Pictures stay out of the copy; set down each line of the listing below exactly.
((
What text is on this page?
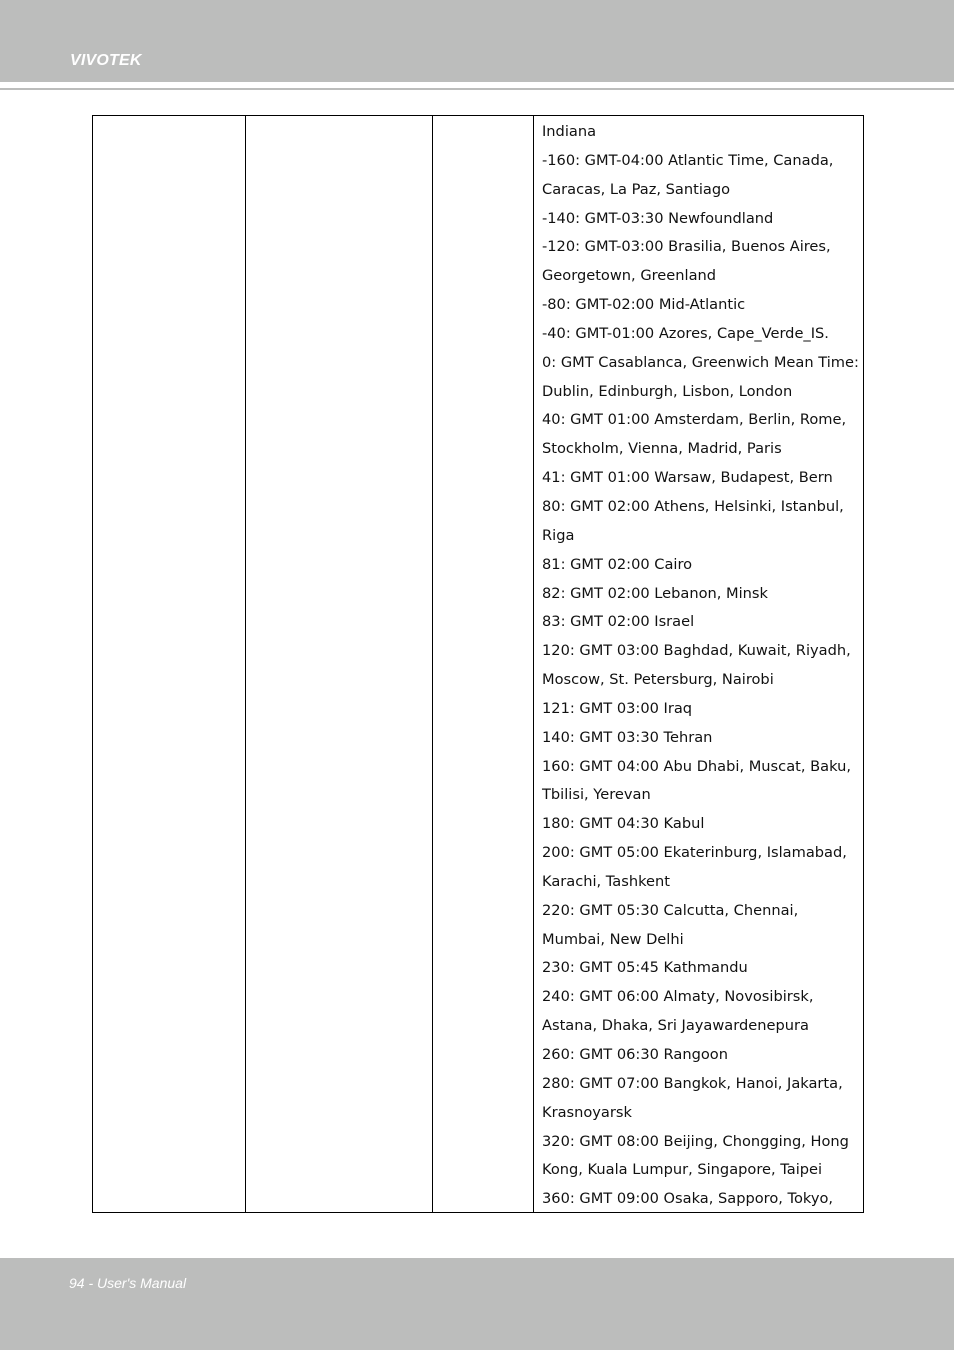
VIVOTEK
Indiana
-160: GMT-04:00 Atlantic Time, Canada,
Caracas, La Paz, Santiago
-140: GMT-03:30 Newfoundland
-120: GMT-03:00 Brasilia, Buenos Aires,
Georgetown, Greenland
-80: GMT-02:00 Mid-Atlantic
-40: GMT-01:00 Azores, Cape_Verde_IS.
0: GMT Casablanca, Greenwich Mean Time:
Dublin, Edinburgh, Lisbon, London
40: GMT 01:00 Amsterdam, Berlin, Rome,
Stockholm, Vienna, Madrid, Paris
41: GMT 01:00 Warsaw, Budapest, Bern
80: GMT 02:00 Athens, Helsinki, Istanbul,
Riga
81: GMT 02:00 Cairo
82: GMT 02:00 Lebanon, Minsk
83: GMT 02:00 Israel
120: GMT 03:00 Baghdad, Kuwait, Riyadh,
Moscow, St. Petersburg, Nairobi
121: GMT 03:00 Iraq
140: GMT 03:30 Tehran
160: GMT 04:00 Abu Dhabi, Muscat, Baku,
Tbilisi, Yerevan
180: GMT 04:30 Kabul
200: GMT 05:00 Ekaterinburg, Islamabad,
Karachi, Tashkent
220: GMT 05:30 Calcutta, Chennai,
Mumbai, New Delhi
230: GMT 05:45 Kathmandu
240: GMT 06:00 Almaty, Novosibirsk,
Astana, Dhaka, Sri Jayawardenepura
260: GMT 06:30 Rangoon
280: GMT 07:00 Bangkok, Hanoi, Jakarta,
Krasnoyarsk
320: GMT 08:00 Beijing, Chongging, Hong
Kong, Kuala Lumpur, Singapore, Taipei
360: GMT 09:00 Osaka, Sapporo, Tokyo,
94 - User's Manual
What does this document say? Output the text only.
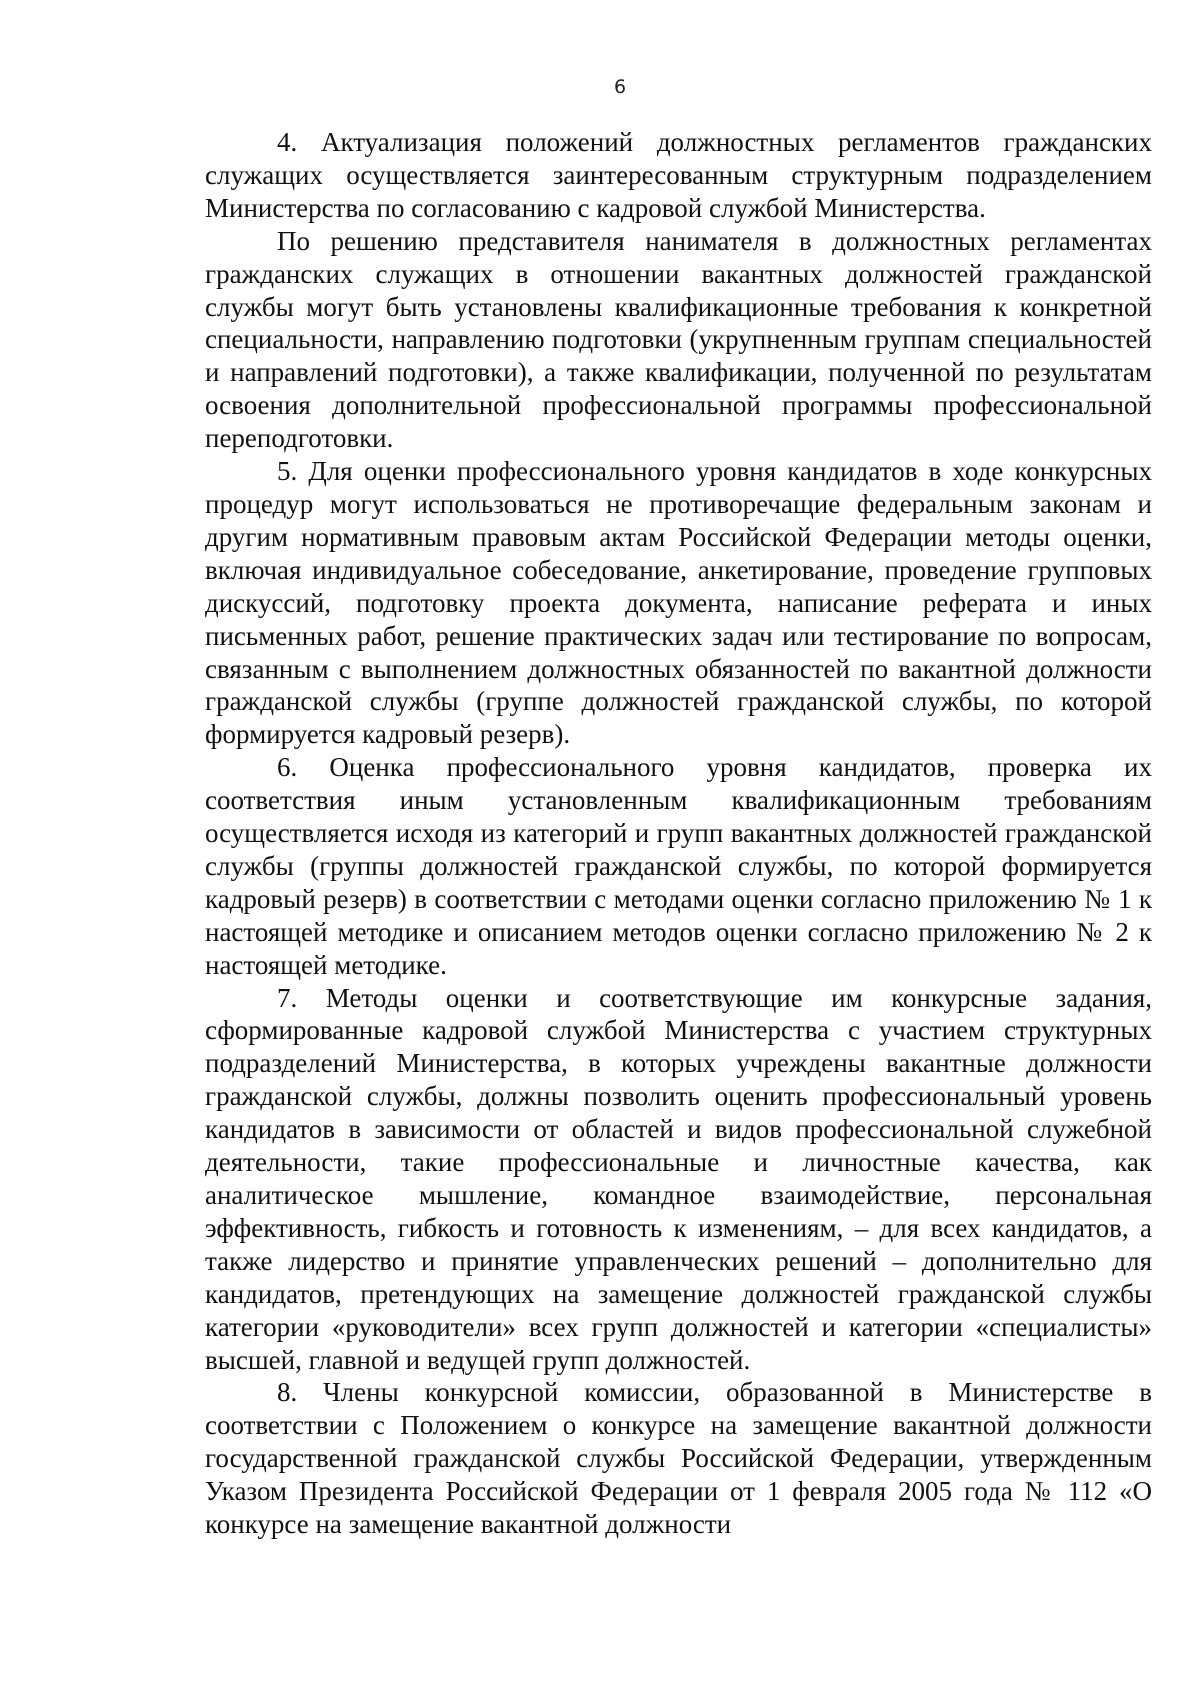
6

4. Актуализация положений должностных регламентов гражданских служащих осуществляется заинтересованным структурным подразделением Министерства по согласованию с кадровой службой Министерства.

По решению представителя нанимателя в должностных регламентах гражданских служащих в отношении вакантных должностей гражданской службы могут быть установлены квалификационные требования к конкретной специальности, направлению подготовки (укрупненным группам специальностей и направлений подготовки), а также квалификации, полученной по результатам освоения дополнительной профессиональной программы профессиональной переподготовки.

5. Для оценки профессионального уровня кандидатов в ходе конкурсных процедур могут использоваться не противоречащие федеральным законам и другим нормативным правовым актам Российской Федерации методы оценки, включая индивидуальное собеседование, анкетирование, проведение групповых дискуссий, подготовку проекта документа, написание реферата и иных письменных работ, решение практических задач или тестирование по вопросам, связанным с выполнением должностных обязанностей по вакантной должности гражданской службы (группе должностей гражданской службы, по которой формируется кадровый резерв).

6. Оценка профессионального уровня кандидатов, проверка их соответствия иным установленным квалификационным требованиям осуществляется исходя из категорий и групп вакантных должностей гражданской службы (группы должностей гражданской службы, по которой формируется кадровый резерв) в соответствии с методами оценки согласно приложению № 1 к настоящей методике и описанием методов оценки согласно приложению № 2 к настоящей методике.

7. Методы оценки и соответствующие им конкурсные задания, сформированные кадровой службой Министерства с участием структурных подразделений Министерства, в которых учреждены вакантные должности гражданской службы, должны позволить оценить профессиональный уровень кандидатов в зависимости от областей и видов профессиональной служебной деятельности, такие профессиональные и личностные качества, как аналитическое мышление, командное взаимодействие, персональная эффективность, гибкость и готовность к изменениям, – для всех кандидатов, а также лидерство и принятие управленческих решений – дополнительно для кандидатов, претендующих на замещение должностей гражданской службы категории «руководители» всех групп должностей и категории «специалисты» высшей, главной и ведущей групп должностей.

8. Члены конкурсной комиссии, образованной в Министерстве в соответствии с Положением о конкурсе на замещение вакантной должности государственной гражданской службы Российской Федерации, утвержденным Указом Президента Российской Федерации от 1 февраля 2005 года № 112 «О конкурсе на замещение вакантной должности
))
- **Final answer**
What text is on this page?
VIVOTEK
Indiana
-160: GMT-04:00 Atlantic Time, Canada,
Caracas, La Paz, Santiago
-140: GMT-03:30 Newfoundland
-120: GMT-03:00 Brasilia, Buenos Aires,
Georgetown, Greenland
-80: GMT-02:00 Mid-Atlantic
-40: GMT-01:00 Azores, Cape_Verde_IS.
0: GMT Casablanca, Greenwich Mean Time:
Dublin, Edinburgh, Lisbon, London
40: GMT 01:00 Amsterdam, Berlin, Rome,
Stockholm, Vienna, Madrid, Paris
41: GMT 01:00 Warsaw, Budapest, Bern
80: GMT 02:00 Athens, Helsinki, Istanbul,
Riga
81: GMT 02:00 Cairo
82: GMT 02:00 Lebanon, Minsk
83: GMT 02:00 Israel
120: GMT 03:00 Baghdad, Kuwait, Riyadh,
Moscow, St. Petersburg, Nairobi
121: GMT 03:00 Iraq
140: GMT 03:30 Tehran
160: GMT 04:00 Abu Dhabi, Muscat, Baku,
Tbilisi, Yerevan
180: GMT 04:30 Kabul
200: GMT 05:00 Ekaterinburg, Islamabad,
Karachi, Tashkent
220: GMT 05:30 Calcutta, Chennai,
Mumbai, New Delhi
230: GMT 05:45 Kathmandu
240: GMT 06:00 Almaty, Novosibirsk,
Astana, Dhaka, Sri Jayawardenepura
260: GMT 06:30 Rangoon
280: GMT 07:00 Bangkok, Hanoi, Jakarta,
Krasnoyarsk
320: GMT 08:00 Beijing, Chongging, Hong
Kong, Kuala Lumpur, Singapore, Taipei
360: GMT 09:00 Osaka, Sapporo, Tokyo,
94 - User's Manual
What does this document say? Output the text only.
6

4. Актуализация положений должностных регламентов гражданских служащих осуществляется заинтересованным структурным подразделением Министерства по согласованию с кадровой службой Министерства.

По решению представителя нанимателя в должностных регламентах гражданских служащих в отношении вакантных должностей гражданской службы могут быть установлены квалификационные требования к конкретной специальности, направлению подготовки (укрупненным группам специальностей и направлений подготовки), а также квалификации, полученной по результатам освоения дополнительной профессиональной программы профессиональной переподготовки.

5. Для оценки профессионального уровня кандидатов в ходе конкурсных процедур могут использоваться не противоречащие федеральным законам и другим нормативным правовым актам Российской Федерации методы оценки, включая индивидуальное собеседование, анкетирование, проведение групповых дискуссий, подготовку проекта документа, написание реферата и иных письменных работ, решение практических задач или тестирование по вопросам, связанным с выполнением должностных обязанностей по вакантной должности гражданской службы (группе должностей гражданской службы, по которой формируется кадровый резерв).

6. Оценка профессионального уровня кандидатов, проверка их соответствия иным установленным квалификационным требованиям осуществляется исходя из категорий и групп вакантных должностей гражданской службы (группы должностей гражданской службы, по которой формируется кадровый резерв) в соответствии с методами оценки согласно приложению № 1 к настоящей методике и описанием методов оценки согласно приложению № 2 к настоящей методике.

7. Методы оценки и соответствующие им конкурсные задания, сформированные кадровой службой Министерства с участием структурных подразделений Министерства, в которых учреждены вакантные должности гражданской службы, должны позволить оценить профессиональный уровень кандидатов в зависимости от областей и видов профессиональной служебной деятельности, такие профессиональные и личностные качества, как аналитическое мышление, командное взаимодействие, персональная эффективность, гибкость и готовность к изменениям, – для всех кандидатов, а также лидерство и принятие управленческих решений – дополнительно для кандидатов, претендующих на замещение должностей гражданской службы категории «руководители» всех групп должностей и категории «специалисты» высшей, главной и ведущей групп должностей.

8. Члены конкурсной комиссии, образованной в Министерстве в соответствии с Положением о конкурсе на замещение вакантной должности государственной гражданской службы Российской Федерации, утвержденным Указом Президента Российской Федерации от 1 февраля 2005 года № 112 «О конкурсе на замещение вакантной должности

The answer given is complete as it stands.